**YOUR INSTRUCTIONS**.
Select all lines with the string "color" in them, and copy those lines.

**RECORDS SUPPLIED**.

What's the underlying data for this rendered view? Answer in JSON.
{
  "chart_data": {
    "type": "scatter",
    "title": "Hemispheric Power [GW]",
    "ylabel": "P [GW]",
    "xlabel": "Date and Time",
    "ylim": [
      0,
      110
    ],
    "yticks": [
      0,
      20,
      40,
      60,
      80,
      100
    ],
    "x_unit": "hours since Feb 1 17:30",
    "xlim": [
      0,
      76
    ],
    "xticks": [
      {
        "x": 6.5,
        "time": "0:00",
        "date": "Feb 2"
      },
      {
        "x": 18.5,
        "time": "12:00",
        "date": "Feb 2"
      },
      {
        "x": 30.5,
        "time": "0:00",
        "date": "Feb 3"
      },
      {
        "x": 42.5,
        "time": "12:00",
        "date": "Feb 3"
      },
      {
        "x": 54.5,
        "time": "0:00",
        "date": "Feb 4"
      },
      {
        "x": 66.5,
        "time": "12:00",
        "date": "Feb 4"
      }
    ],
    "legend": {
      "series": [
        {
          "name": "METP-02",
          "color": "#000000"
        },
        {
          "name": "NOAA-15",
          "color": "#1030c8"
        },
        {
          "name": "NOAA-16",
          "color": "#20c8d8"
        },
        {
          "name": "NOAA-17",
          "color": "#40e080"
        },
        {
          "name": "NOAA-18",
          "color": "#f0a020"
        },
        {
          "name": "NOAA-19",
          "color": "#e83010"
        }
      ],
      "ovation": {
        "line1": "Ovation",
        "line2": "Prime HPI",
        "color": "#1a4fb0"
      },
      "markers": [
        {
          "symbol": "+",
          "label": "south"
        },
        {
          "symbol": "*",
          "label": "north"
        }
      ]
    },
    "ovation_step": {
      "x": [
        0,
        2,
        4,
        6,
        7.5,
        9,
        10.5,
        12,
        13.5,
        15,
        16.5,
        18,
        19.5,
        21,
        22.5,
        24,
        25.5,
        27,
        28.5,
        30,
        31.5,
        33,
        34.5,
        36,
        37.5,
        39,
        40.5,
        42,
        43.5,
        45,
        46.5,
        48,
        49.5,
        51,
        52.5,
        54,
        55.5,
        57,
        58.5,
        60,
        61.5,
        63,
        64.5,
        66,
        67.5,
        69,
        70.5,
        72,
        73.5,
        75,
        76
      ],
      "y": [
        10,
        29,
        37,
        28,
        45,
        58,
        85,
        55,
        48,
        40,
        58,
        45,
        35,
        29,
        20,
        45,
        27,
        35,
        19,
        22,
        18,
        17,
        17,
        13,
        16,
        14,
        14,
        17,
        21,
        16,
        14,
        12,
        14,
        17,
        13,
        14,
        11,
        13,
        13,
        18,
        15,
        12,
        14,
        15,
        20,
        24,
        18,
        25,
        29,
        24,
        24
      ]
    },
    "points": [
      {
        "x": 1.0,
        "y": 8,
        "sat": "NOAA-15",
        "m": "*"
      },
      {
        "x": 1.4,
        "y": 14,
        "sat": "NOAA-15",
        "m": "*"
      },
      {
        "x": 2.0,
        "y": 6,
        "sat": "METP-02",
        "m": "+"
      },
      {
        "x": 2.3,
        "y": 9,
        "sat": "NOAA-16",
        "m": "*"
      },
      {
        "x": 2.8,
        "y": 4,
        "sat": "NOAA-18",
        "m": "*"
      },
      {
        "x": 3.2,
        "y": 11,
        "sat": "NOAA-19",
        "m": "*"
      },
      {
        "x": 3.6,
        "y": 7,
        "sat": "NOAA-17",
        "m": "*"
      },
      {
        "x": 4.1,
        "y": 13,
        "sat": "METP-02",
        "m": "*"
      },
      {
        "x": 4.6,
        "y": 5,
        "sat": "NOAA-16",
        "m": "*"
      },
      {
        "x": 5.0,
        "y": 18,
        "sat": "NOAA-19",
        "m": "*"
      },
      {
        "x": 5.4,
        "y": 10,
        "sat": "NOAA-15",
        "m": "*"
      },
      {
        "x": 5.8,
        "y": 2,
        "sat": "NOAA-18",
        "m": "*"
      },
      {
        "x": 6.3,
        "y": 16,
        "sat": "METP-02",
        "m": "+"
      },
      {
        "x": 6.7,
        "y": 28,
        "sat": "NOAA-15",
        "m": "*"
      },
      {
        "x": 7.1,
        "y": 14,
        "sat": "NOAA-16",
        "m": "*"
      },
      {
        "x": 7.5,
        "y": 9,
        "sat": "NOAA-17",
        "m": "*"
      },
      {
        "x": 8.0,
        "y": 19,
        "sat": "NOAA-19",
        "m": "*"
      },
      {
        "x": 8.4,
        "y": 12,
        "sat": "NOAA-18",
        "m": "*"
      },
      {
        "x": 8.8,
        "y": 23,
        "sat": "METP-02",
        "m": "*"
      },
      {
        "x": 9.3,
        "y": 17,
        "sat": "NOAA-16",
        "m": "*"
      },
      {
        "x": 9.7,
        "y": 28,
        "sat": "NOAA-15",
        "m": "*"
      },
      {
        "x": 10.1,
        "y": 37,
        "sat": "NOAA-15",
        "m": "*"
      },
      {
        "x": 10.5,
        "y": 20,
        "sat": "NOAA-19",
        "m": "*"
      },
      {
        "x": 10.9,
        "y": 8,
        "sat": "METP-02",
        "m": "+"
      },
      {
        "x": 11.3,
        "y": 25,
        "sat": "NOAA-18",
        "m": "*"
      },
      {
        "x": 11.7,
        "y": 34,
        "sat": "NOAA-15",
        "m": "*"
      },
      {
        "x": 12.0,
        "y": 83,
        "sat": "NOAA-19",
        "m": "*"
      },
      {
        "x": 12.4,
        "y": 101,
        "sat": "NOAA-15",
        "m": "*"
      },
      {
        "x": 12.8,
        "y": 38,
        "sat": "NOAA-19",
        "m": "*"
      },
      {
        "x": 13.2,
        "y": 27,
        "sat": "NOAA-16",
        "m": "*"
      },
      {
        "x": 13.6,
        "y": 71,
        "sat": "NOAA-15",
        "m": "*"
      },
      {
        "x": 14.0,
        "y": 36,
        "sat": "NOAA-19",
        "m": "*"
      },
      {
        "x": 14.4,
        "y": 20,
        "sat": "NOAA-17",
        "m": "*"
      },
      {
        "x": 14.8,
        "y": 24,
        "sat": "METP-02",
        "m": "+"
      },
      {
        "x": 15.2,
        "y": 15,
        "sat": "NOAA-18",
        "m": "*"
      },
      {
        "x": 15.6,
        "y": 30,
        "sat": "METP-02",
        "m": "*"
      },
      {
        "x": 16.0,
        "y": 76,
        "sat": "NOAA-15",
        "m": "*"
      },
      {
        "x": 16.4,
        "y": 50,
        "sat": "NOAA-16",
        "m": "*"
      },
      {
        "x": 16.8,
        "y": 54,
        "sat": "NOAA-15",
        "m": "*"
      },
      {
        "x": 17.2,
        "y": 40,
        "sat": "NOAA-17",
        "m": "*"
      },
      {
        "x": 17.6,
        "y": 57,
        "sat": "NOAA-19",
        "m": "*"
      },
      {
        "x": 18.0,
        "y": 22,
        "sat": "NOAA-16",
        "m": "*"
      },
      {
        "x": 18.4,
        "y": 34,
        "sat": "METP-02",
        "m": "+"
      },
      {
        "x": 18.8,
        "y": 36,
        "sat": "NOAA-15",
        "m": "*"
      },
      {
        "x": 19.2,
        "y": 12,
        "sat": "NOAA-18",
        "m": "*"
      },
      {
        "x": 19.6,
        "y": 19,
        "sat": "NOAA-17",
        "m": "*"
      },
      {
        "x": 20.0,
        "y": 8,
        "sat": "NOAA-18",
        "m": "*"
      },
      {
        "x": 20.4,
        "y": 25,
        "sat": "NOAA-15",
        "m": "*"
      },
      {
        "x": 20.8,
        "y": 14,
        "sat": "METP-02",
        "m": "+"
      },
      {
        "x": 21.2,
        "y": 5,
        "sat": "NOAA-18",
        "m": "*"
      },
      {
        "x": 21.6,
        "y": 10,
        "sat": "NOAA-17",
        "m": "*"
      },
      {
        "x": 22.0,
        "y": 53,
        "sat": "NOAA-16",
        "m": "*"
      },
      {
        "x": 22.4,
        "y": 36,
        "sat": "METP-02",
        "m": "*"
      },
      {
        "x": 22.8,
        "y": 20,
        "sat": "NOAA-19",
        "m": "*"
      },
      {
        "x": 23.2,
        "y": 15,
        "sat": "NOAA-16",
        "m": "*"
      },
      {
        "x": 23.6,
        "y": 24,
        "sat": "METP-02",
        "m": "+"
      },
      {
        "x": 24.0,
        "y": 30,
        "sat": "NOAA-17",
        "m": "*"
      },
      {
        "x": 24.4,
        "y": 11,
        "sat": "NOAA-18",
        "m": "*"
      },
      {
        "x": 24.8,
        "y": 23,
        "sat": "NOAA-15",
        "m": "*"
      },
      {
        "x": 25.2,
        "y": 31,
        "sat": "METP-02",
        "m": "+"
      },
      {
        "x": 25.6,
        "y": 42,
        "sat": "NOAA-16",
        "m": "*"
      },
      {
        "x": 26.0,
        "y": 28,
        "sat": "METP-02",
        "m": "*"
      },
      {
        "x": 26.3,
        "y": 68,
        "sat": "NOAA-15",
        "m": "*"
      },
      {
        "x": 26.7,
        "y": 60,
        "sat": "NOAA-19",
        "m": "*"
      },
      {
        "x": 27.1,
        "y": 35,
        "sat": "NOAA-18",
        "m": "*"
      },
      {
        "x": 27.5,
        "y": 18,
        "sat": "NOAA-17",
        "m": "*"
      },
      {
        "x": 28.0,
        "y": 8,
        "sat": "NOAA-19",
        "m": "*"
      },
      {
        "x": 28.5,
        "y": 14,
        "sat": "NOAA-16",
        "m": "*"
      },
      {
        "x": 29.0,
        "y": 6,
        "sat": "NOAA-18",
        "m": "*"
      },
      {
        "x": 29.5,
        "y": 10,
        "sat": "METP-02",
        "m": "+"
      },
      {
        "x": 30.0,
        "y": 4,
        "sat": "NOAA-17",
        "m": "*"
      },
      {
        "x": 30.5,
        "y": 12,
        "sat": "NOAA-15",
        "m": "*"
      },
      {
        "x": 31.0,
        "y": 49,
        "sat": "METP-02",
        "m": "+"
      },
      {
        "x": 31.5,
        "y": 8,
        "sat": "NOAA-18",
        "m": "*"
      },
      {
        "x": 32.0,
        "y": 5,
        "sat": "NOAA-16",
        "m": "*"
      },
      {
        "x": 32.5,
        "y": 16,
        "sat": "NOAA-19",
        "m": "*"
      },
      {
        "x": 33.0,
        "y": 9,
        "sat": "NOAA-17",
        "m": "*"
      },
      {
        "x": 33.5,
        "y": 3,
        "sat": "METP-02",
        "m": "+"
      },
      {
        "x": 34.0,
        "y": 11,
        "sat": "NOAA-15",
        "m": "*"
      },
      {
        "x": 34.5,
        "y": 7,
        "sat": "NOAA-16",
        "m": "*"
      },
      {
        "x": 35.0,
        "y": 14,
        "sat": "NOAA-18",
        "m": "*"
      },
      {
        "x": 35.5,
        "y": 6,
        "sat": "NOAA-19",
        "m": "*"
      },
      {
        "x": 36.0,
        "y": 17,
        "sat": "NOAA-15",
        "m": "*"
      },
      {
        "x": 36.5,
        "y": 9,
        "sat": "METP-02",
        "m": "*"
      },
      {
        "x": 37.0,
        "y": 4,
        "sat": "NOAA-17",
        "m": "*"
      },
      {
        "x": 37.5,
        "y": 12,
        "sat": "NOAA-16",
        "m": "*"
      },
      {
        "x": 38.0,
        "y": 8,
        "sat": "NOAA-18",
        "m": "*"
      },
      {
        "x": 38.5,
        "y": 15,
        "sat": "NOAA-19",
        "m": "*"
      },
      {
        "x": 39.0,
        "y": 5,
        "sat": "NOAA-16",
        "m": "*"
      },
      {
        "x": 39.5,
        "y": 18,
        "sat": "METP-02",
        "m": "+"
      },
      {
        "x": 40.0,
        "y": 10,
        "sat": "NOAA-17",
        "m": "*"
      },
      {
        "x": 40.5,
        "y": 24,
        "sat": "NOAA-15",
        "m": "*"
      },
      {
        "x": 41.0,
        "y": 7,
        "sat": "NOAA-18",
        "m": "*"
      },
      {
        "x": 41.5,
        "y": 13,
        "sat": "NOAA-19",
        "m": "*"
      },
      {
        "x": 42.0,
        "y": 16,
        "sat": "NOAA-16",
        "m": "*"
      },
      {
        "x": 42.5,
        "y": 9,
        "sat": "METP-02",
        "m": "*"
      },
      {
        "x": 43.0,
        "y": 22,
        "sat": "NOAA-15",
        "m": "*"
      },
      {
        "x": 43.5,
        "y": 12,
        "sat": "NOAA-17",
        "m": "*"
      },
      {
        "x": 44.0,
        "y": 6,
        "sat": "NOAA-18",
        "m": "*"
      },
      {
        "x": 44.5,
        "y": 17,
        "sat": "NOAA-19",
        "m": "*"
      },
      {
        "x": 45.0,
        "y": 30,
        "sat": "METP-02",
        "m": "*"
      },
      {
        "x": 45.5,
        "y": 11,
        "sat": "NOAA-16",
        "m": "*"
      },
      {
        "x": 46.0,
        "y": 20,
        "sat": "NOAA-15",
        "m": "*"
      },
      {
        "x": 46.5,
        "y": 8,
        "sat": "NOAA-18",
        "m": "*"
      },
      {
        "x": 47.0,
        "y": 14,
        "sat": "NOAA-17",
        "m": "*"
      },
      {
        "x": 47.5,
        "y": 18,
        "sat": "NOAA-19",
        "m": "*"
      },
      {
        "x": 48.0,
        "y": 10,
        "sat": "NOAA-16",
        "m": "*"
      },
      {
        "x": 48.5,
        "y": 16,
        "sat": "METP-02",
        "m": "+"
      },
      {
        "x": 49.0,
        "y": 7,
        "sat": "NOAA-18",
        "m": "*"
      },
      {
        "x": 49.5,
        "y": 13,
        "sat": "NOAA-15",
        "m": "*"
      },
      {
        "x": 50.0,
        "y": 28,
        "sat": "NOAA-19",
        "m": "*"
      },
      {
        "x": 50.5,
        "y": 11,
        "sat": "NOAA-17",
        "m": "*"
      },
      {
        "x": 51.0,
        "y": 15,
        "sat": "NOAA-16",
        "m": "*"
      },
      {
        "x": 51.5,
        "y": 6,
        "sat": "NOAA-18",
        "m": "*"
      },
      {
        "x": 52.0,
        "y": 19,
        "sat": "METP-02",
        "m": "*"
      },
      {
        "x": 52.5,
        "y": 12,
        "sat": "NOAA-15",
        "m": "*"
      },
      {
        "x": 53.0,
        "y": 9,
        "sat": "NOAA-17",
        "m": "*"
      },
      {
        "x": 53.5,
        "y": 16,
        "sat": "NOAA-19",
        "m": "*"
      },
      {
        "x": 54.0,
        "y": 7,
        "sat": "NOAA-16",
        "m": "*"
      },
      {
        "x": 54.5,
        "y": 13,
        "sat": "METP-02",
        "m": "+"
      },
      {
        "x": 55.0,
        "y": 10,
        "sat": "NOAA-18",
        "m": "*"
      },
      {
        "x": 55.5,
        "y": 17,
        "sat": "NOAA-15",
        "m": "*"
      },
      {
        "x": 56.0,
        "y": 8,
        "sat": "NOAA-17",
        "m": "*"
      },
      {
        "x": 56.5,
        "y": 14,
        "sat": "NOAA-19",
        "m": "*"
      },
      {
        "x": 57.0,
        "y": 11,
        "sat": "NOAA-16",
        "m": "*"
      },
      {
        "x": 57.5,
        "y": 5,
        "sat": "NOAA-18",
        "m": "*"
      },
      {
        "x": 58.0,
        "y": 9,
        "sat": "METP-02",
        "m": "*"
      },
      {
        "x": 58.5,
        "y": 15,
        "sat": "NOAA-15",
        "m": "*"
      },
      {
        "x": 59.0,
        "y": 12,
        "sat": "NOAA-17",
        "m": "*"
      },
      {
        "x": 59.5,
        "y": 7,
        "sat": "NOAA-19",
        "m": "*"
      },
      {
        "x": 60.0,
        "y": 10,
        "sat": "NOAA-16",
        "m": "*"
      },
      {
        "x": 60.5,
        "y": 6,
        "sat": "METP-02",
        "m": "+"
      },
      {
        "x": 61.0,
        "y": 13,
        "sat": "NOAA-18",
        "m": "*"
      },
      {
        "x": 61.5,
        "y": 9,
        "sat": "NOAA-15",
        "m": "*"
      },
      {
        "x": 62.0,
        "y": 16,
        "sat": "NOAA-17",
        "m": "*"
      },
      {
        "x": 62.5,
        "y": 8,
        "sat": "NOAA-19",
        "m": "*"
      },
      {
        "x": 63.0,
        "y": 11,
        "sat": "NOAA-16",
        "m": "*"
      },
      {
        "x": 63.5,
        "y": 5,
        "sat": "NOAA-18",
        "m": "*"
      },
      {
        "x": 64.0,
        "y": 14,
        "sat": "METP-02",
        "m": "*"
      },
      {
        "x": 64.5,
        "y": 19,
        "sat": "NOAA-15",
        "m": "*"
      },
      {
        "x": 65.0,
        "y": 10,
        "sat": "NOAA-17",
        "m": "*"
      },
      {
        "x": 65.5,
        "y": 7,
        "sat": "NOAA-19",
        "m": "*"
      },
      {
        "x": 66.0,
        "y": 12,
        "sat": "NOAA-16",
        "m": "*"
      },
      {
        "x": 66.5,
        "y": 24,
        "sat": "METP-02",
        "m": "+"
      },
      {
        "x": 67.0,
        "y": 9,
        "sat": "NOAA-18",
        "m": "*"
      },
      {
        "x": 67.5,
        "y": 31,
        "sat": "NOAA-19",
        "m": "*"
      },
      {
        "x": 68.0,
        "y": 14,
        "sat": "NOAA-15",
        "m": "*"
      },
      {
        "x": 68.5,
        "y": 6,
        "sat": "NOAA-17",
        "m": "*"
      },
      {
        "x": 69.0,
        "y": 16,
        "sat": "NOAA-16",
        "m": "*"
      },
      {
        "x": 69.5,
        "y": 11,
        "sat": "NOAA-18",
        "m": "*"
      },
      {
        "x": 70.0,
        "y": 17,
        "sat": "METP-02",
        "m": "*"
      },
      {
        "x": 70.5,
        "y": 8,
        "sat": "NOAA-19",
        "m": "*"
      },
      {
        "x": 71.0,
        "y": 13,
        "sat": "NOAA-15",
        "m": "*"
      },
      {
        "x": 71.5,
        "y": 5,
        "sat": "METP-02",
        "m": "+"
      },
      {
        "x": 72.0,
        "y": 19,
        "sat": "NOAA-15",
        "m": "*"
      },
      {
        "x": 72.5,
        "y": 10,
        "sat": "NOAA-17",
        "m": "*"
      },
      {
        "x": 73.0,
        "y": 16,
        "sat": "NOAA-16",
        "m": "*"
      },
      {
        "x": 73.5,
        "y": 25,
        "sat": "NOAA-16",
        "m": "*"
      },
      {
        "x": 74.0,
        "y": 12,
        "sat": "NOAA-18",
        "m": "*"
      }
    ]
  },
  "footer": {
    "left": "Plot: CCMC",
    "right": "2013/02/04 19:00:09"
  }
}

**FULL ANSWER**.
          "color": "#000000"
          "color": "#1030c8"
          "color": "#20c8d8"
          "color": "#40e080"
          "color": "#f0a020"
          "color": "#e83010"
        "color": "#1a4fb0"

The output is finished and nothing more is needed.